(Records contained in a dataset)
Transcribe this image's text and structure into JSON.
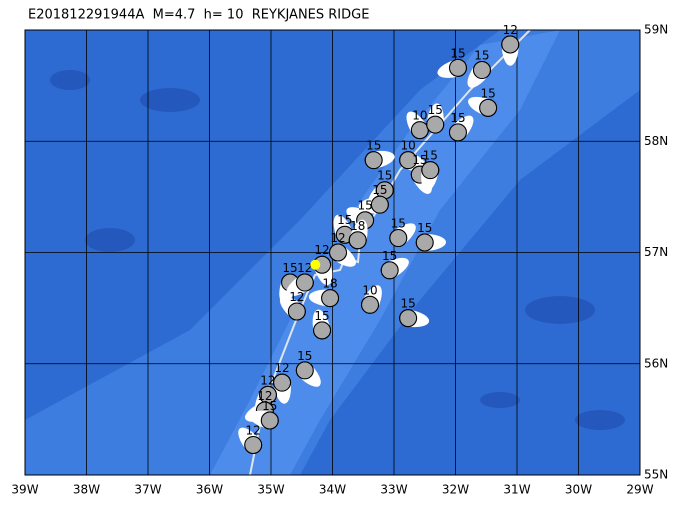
{
  "map": {
    "title": "E201812291944A  M=4.7  h= 10  REYKJANES RIDGE",
    "lonlim": [
      -39,
      -29
    ],
    "latlim": [
      55,
      59
    ],
    "lonticks": [
      {
        "value": -39,
        "label": "39W"
      },
      {
        "value": -38,
        "label": "38W"
      },
      {
        "value": -37,
        "label": "37W"
      },
      {
        "value": -36,
        "label": "36W"
      },
      {
        "value": -35,
        "label": "35W"
      },
      {
        "value": -34,
        "label": "34W"
      },
      {
        "value": -33,
        "label": "33W"
      },
      {
        "value": -32,
        "label": "32W"
      },
      {
        "value": -31,
        "label": "31W"
      },
      {
        "value": -30,
        "label": "30W"
      },
      {
        "value": -29,
        "label": "29W"
      }
    ],
    "latticks": [
      {
        "value": 55,
        "label": "55N"
      },
      {
        "value": 56,
        "label": "56N"
      },
      {
        "value": 57,
        "label": "57N"
      },
      {
        "value": 58,
        "label": "58N"
      },
      {
        "value": 59,
        "label": "59N"
      }
    ],
    "events": [
      {
        "lon": -31.11,
        "lat": 58.87,
        "depth": 12
      },
      {
        "lon": -31.57,
        "lat": 58.64,
        "depth": 15
      },
      {
        "lon": -31.96,
        "lat": 58.66,
        "depth": 15
      },
      {
        "lon": -31.47,
        "lat": 58.3,
        "depth": 15
      },
      {
        "lon": -32.58,
        "lat": 58.1,
        "depth": 10
      },
      {
        "lon": -32.33,
        "lat": 58.15,
        "depth": 15
      },
      {
        "lon": -31.96,
        "lat": 58.08,
        "depth": 15
      },
      {
        "lon": -33.33,
        "lat": 57.83,
        "depth": 15
      },
      {
        "lon": -32.77,
        "lat": 57.83,
        "depth": 10
      },
      {
        "lon": -32.58,
        "lat": 57.7,
        "depth": 15
      },
      {
        "lon": -32.41,
        "lat": 57.74,
        "depth": 15
      },
      {
        "lon": -33.15,
        "lat": 57.56,
        "depth": 15
      },
      {
        "lon": -33.23,
        "lat": 57.43,
        "depth": 15
      },
      {
        "lon": -33.47,
        "lat": 57.29,
        "depth": 15
      },
      {
        "lon": -33.8,
        "lat": 57.16,
        "depth": 15
      },
      {
        "lon": -33.59,
        "lat": 57.11,
        "depth": 18
      },
      {
        "lon": -32.93,
        "lat": 57.13,
        "depth": 15
      },
      {
        "lon": -32.5,
        "lat": 57.09,
        "depth": 15
      },
      {
        "lon": -33.91,
        "lat": 57.0,
        "depth": 12
      },
      {
        "lon": -34.17,
        "lat": 56.89,
        "depth": 12
      },
      {
        "lon": -34.69,
        "lat": 56.73,
        "depth": 15
      },
      {
        "lon": -34.45,
        "lat": 56.73,
        "depth": 12
      },
      {
        "lon": -34.04,
        "lat": 56.59,
        "depth": 18
      },
      {
        "lon": -34.58,
        "lat": 56.47,
        "depth": 12
      },
      {
        "lon": -34.17,
        "lat": 56.3,
        "depth": 15
      },
      {
        "lon": -33.39,
        "lat": 56.53,
        "depth": 10
      },
      {
        "lon": -33.07,
        "lat": 56.84,
        "depth": 15
      },
      {
        "lon": -32.77,
        "lat": 56.41,
        "depth": 15
      },
      {
        "lon": -34.45,
        "lat": 55.94,
        "depth": 15
      },
      {
        "lon": -34.82,
        "lat": 55.83,
        "depth": 12
      },
      {
        "lon": -35.05,
        "lat": 55.72,
        "depth": 12
      },
      {
        "lon": -35.1,
        "lat": 55.58,
        "depth": 12
      },
      {
        "lon": -35.02,
        "lat": 55.49,
        "depth": 15
      },
      {
        "lon": -35.29,
        "lat": 55.27,
        "depth": 12
      }
    ],
    "epicenter": {
      "lon": -34.28,
      "lat": 56.89
    }
  }
}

▶ _SHORT EXERCISE_
Reproduce each record from above exactly; pictures do not belong in the copy.

▶ _RESPONSE BELOW_
Transcribe this image's text and structure into JSON.
{
  "map": {
    "title": "E201812291944A  M=4.7  h= 10  REYKJANES RIDGE",
    "lonlim": [
      -39,
      -29
    ],
    "latlim": [
      55,
      59
    ],
    "lonticks": [
      {
        "value": -39,
        "label": "39W"
      },
      {
        "value": -38,
        "label": "38W"
      },
      {
        "value": -37,
        "label": "37W"
      },
      {
        "value": -36,
        "label": "36W"
      },
      {
        "value": -35,
        "label": "35W"
      },
      {
        "value": -34,
        "label": "34W"
      },
      {
        "value": -33,
        "label": "33W"
      },
      {
        "value": -32,
        "label": "32W"
      },
      {
        "value": -31,
        "label": "31W"
      },
      {
        "value": -30,
        "label": "30W"
      },
      {
        "value": -29,
        "label": "29W"
      }
    ],
    "latticks": [
      {
        "value": 55,
        "label": "55N"
      },
      {
        "value": 56,
        "label": "56N"
      },
      {
        "value": 57,
        "label": "57N"
      },
      {
        "value": 58,
        "label": "58N"
      },
      {
        "value": 59,
        "label": "59N"
      }
    ],
    "events": [
      {
        "lon": -31.11,
        "lat": 58.87,
        "depth": 12
      },
      {
        "lon": -31.57,
        "lat": 58.64,
        "depth": 15
      },
      {
        "lon": -31.96,
        "lat": 58.66,
        "depth": 15
      },
      {
        "lon": -31.47,
        "lat": 58.3,
        "depth": 15
      },
      {
        "lon": -32.58,
        "lat": 58.1,
        "depth": 10
      },
      {
        "lon": -32.33,
        "lat": 58.15,
        "depth": 15
      },
      {
        "lon": -31.96,
        "lat": 58.08,
        "depth": 15
      },
      {
        "lon": -33.33,
        "lat": 57.83,
        "depth": 15
      },
      {
        "lon": -32.77,
        "lat": 57.83,
        "depth": 10
      },
      {
        "lon": -32.58,
        "lat": 57.7,
        "depth": 15
      },
      {
        "lon": -32.41,
        "lat": 57.74,
        "depth": 15
      },
      {
        "lon": -33.15,
        "lat": 57.56,
        "depth": 15
      },
      {
        "lon": -33.23,
        "lat": 57.43,
        "depth": 15
      },
      {
        "lon": -33.47,
        "lat": 57.29,
        "depth": 15
      },
      {
        "lon": -33.8,
        "lat": 57.16,
        "depth": 15
      },
      {
        "lon": -33.59,
        "lat": 57.11,
        "depth": 18
      },
      {
        "lon": -32.93,
        "lat": 57.13,
        "depth": 15
      },
      {
        "lon": -32.5,
        "lat": 57.09,
        "depth": 15
      },
      {
        "lon": -33.91,
        "lat": 57.0,
        "depth": 12
      },
      {
        "lon": -34.17,
        "lat": 56.89,
        "depth": 12
      },
      {
        "lon": -34.69,
        "lat": 56.73,
        "depth": 15
      },
      {
        "lon": -34.45,
        "lat": 56.73,
        "depth": 12
      },
      {
        "lon": -34.04,
        "lat": 56.59,
        "depth": 18
      },
      {
        "lon": -34.58,
        "lat": 56.47,
        "depth": 12
      },
      {
        "lon": -34.17,
        "lat": 56.3,
        "depth": 15
      },
      {
        "lon": -33.39,
        "lat": 56.53,
        "depth": 10
      },
      {
        "lon": -33.07,
        "lat": 56.84,
        "depth": 15
      },
      {
        "lon": -32.77,
        "lat": 56.41,
        "depth": 15
      },
      {
        "lon": -34.45,
        "lat": 55.94,
        "depth": 15
      },
      {
        "lon": -34.82,
        "lat": 55.83,
        "depth": 12
      },
      {
        "lon": -35.05,
        "lat": 55.72,
        "depth": 12
      },
      {
        "lon": -35.1,
        "lat": 55.58,
        "depth": 12
      },
      {
        "lon": -35.02,
        "lat": 55.49,
        "depth": 15
      },
      {
        "lon": -35.29,
        "lat": 55.27,
        "depth": 12
      }
    ],
    "epicenter": {
      "lon": -34.28,
      "lat": 56.89
    }
  }
}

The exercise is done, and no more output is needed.